### Records supplied:
==========
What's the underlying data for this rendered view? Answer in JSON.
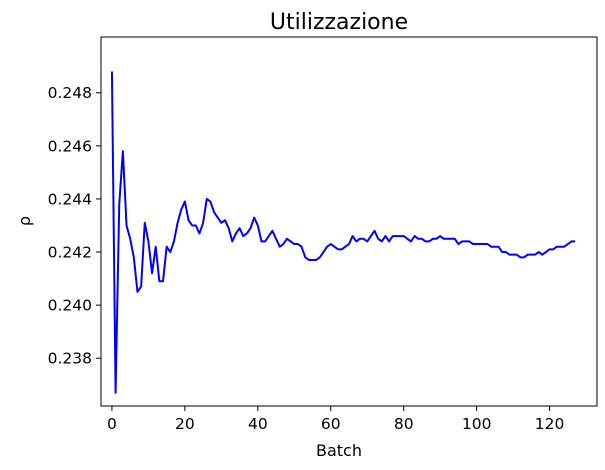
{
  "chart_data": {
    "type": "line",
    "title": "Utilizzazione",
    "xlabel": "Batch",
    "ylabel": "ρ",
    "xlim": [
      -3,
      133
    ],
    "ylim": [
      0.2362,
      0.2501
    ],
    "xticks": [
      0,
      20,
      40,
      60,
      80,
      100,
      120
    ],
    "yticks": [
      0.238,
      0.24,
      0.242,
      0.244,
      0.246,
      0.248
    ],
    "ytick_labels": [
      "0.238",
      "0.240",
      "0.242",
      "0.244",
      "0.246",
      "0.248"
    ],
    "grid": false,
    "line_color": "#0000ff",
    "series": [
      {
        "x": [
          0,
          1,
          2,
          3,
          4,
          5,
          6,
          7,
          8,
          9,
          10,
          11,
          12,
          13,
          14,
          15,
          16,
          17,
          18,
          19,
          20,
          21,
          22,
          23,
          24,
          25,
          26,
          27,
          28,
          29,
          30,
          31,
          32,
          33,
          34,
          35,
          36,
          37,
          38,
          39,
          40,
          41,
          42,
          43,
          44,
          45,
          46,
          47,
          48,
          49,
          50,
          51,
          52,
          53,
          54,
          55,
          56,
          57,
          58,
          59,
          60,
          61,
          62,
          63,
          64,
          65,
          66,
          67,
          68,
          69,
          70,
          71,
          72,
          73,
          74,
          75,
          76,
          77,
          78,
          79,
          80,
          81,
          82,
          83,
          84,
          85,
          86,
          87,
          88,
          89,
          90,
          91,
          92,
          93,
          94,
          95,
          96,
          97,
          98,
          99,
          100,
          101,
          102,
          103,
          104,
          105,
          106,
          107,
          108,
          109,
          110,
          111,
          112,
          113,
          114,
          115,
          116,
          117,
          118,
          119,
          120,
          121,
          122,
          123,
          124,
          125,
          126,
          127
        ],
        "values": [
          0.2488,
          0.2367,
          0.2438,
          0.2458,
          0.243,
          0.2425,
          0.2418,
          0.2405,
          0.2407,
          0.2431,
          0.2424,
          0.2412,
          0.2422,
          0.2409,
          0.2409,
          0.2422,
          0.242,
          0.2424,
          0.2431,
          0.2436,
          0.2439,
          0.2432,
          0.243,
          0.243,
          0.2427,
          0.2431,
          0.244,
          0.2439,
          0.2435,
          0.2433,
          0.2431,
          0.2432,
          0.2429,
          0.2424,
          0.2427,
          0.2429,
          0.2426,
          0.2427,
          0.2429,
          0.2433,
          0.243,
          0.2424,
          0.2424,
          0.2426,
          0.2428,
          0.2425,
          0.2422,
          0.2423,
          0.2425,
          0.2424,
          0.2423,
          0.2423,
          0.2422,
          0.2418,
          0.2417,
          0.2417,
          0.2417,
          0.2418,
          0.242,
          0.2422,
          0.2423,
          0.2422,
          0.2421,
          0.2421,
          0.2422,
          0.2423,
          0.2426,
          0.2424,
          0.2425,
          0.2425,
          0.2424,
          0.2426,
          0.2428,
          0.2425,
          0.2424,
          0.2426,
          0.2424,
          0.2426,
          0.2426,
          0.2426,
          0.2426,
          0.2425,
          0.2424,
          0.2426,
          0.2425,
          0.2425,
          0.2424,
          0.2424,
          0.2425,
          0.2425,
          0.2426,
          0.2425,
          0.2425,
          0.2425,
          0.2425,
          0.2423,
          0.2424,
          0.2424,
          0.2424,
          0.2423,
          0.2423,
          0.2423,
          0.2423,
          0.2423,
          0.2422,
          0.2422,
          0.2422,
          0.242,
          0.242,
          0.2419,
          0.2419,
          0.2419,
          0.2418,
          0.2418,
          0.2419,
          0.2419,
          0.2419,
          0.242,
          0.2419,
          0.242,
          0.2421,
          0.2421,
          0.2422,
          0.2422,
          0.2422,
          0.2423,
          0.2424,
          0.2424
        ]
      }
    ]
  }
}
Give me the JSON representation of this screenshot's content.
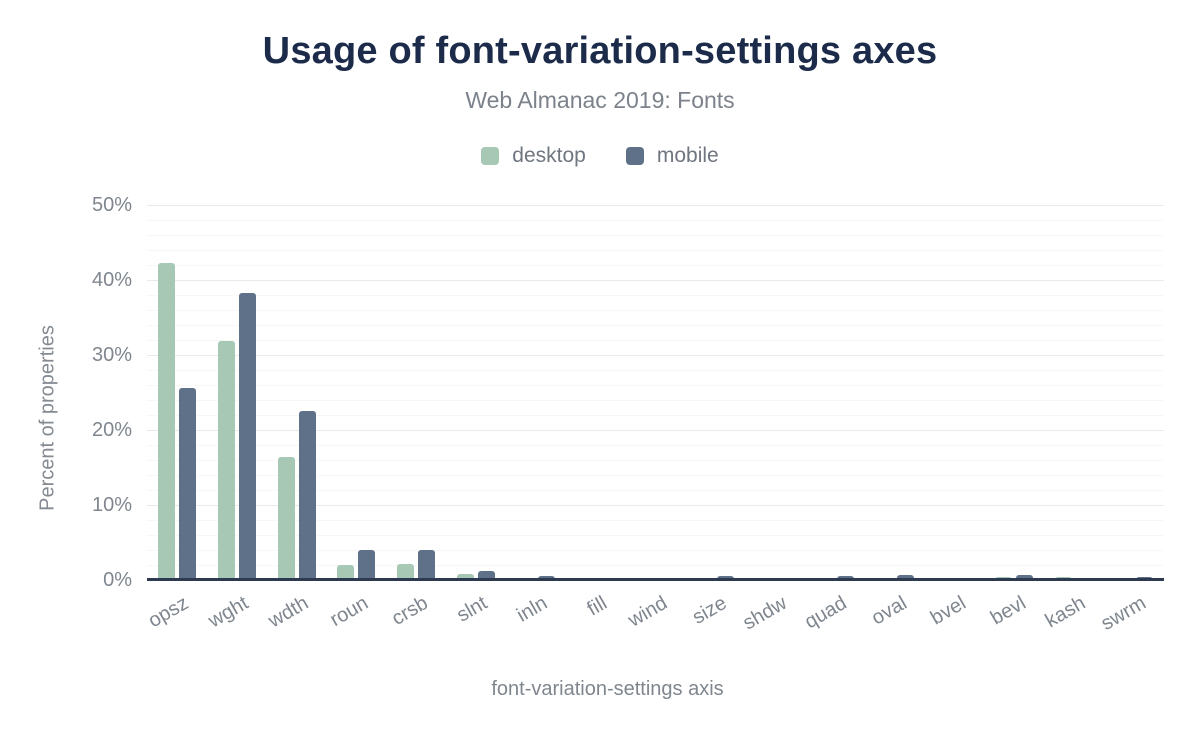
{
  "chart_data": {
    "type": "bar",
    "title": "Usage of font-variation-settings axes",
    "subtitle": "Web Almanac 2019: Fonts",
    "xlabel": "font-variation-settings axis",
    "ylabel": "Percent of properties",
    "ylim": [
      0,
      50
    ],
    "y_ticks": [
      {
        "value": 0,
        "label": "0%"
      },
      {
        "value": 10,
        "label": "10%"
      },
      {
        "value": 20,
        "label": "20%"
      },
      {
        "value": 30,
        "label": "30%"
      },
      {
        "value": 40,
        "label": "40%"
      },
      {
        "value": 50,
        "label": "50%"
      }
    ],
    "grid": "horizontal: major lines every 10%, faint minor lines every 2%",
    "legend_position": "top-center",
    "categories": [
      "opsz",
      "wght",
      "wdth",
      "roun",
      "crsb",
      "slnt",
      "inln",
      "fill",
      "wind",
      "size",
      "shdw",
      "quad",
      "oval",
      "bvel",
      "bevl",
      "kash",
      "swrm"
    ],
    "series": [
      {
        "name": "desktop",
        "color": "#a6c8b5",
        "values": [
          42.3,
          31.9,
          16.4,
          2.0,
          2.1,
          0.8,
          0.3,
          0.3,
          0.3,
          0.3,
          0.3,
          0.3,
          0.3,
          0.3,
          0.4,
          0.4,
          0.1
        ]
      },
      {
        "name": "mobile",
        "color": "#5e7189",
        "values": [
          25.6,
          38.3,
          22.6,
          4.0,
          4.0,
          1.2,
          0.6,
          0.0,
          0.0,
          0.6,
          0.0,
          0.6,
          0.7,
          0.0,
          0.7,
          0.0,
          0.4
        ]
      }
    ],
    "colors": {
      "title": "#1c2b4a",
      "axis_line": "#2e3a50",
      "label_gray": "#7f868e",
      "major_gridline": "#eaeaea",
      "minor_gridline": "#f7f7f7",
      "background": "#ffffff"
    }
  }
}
==========
### Exercise prompt:
Your task is to set down the records shown above exactly, minus any pictures.

### Answer to the task:
What's the underlying data for this rendered view? Answer in JSON.
{
  "chart_data": {
    "type": "line",
    "title": "Utilizzazione",
    "xlabel": "Batch",
    "ylabel": "ρ",
    "xlim": [
      -3,
      133
    ],
    "ylim": [
      0.2362,
      0.2501
    ],
    "xticks": [
      0,
      20,
      40,
      60,
      80,
      100,
      120
    ],
    "yticks": [
      0.238,
      0.24,
      0.242,
      0.244,
      0.246,
      0.248
    ],
    "ytick_labels": [
      "0.238",
      "0.240",
      "0.242",
      "0.244",
      "0.246",
      "0.248"
    ],
    "grid": false,
    "line_color": "#0000ff",
    "series": [
      {
        "x": [
          0,
          1,
          2,
          3,
          4,
          5,
          6,
          7,
          8,
          9,
          10,
          11,
          12,
          13,
          14,
          15,
          16,
          17,
          18,
          19,
          20,
          21,
          22,
          23,
          24,
          25,
          26,
          27,
          28,
          29,
          30,
          31,
          32,
          33,
          34,
          35,
          36,
          37,
          38,
          39,
          40,
          41,
          42,
          43,
          44,
          45,
          46,
          47,
          48,
          49,
          50,
          51,
          52,
          53,
          54,
          55,
          56,
          57,
          58,
          59,
          60,
          61,
          62,
          63,
          64,
          65,
          66,
          67,
          68,
          69,
          70,
          71,
          72,
          73,
          74,
          75,
          76,
          77,
          78,
          79,
          80,
          81,
          82,
          83,
          84,
          85,
          86,
          87,
          88,
          89,
          90,
          91,
          92,
          93,
          94,
          95,
          96,
          97,
          98,
          99,
          100,
          101,
          102,
          103,
          104,
          105,
          106,
          107,
          108,
          109,
          110,
          111,
          112,
          113,
          114,
          115,
          116,
          117,
          118,
          119,
          120,
          121,
          122,
          123,
          124,
          125,
          126,
          127
        ],
        "values": [
          0.2488,
          0.2367,
          0.2438,
          0.2458,
          0.243,
          0.2425,
          0.2418,
          0.2405,
          0.2407,
          0.2431,
          0.2424,
          0.2412,
          0.2422,
          0.2409,
          0.2409,
          0.2422,
          0.242,
          0.2424,
          0.2431,
          0.2436,
          0.2439,
          0.2432,
          0.243,
          0.243,
          0.2427,
          0.2431,
          0.244,
          0.2439,
          0.2435,
          0.2433,
          0.2431,
          0.2432,
          0.2429,
          0.2424,
          0.2427,
          0.2429,
          0.2426,
          0.2427,
          0.2429,
          0.2433,
          0.243,
          0.2424,
          0.2424,
          0.2426,
          0.2428,
          0.2425,
          0.2422,
          0.2423,
          0.2425,
          0.2424,
          0.2423,
          0.2423,
          0.2422,
          0.2418,
          0.2417,
          0.2417,
          0.2417,
          0.2418,
          0.242,
          0.2422,
          0.2423,
          0.2422,
          0.2421,
          0.2421,
          0.2422,
          0.2423,
          0.2426,
          0.2424,
          0.2425,
          0.2425,
          0.2424,
          0.2426,
          0.2428,
          0.2425,
          0.2424,
          0.2426,
          0.2424,
          0.2426,
          0.2426,
          0.2426,
          0.2426,
          0.2425,
          0.2424,
          0.2426,
          0.2425,
          0.2425,
          0.2424,
          0.2424,
          0.2425,
          0.2425,
          0.2426,
          0.2425,
          0.2425,
          0.2425,
          0.2425,
          0.2423,
          0.2424,
          0.2424,
          0.2424,
          0.2423,
          0.2423,
          0.2423,
          0.2423,
          0.2423,
          0.2422,
          0.2422,
          0.2422,
          0.242,
          0.242,
          0.2419,
          0.2419,
          0.2419,
          0.2418,
          0.2418,
          0.2419,
          0.2419,
          0.2419,
          0.242,
          0.2419,
          0.242,
          0.2421,
          0.2421,
          0.2422,
          0.2422,
          0.2422,
          0.2423,
          0.2424,
          0.2424
        ]
      }
    ]
  }
}
Give me the JSON representation of this screenshot's content.
{
  "chart_data": {
    "type": "bar",
    "title": "Usage of font-variation-settings axes",
    "subtitle": "Web Almanac 2019: Fonts",
    "xlabel": "font-variation-settings axis",
    "ylabel": "Percent of properties",
    "ylim": [
      0,
      50
    ],
    "y_ticks": [
      {
        "value": 0,
        "label": "0%"
      },
      {
        "value": 10,
        "label": "10%"
      },
      {
        "value": 20,
        "label": "20%"
      },
      {
        "value": 30,
        "label": "30%"
      },
      {
        "value": 40,
        "label": "40%"
      },
      {
        "value": 50,
        "label": "50%"
      }
    ],
    "grid": "horizontal: major lines every 10%, faint minor lines every 2%",
    "legend_position": "top-center",
    "categories": [
      "opsz",
      "wght",
      "wdth",
      "roun",
      "crsb",
      "slnt",
      "inln",
      "fill",
      "wind",
      "size",
      "shdw",
      "quad",
      "oval",
      "bvel",
      "bevl",
      "kash",
      "swrm"
    ],
    "series": [
      {
        "name": "desktop",
        "color": "#a6c8b5",
        "values": [
          42.3,
          31.9,
          16.4,
          2.0,
          2.1,
          0.8,
          0.3,
          0.3,
          0.3,
          0.3,
          0.3,
          0.3,
          0.3,
          0.3,
          0.4,
          0.4,
          0.1
        ]
      },
      {
        "name": "mobile",
        "color": "#5e7189",
        "values": [
          25.6,
          38.3,
          22.6,
          4.0,
          4.0,
          1.2,
          0.6,
          0.0,
          0.0,
          0.6,
          0.0,
          0.6,
          0.7,
          0.0,
          0.7,
          0.0,
          0.4
        ]
      }
    ],
    "colors": {
      "title": "#1c2b4a",
      "axis_line": "#2e3a50",
      "label_gray": "#7f868e",
      "major_gridline": "#eaeaea",
      "minor_gridline": "#f7f7f7",
      "background": "#ffffff"
    }
  }
}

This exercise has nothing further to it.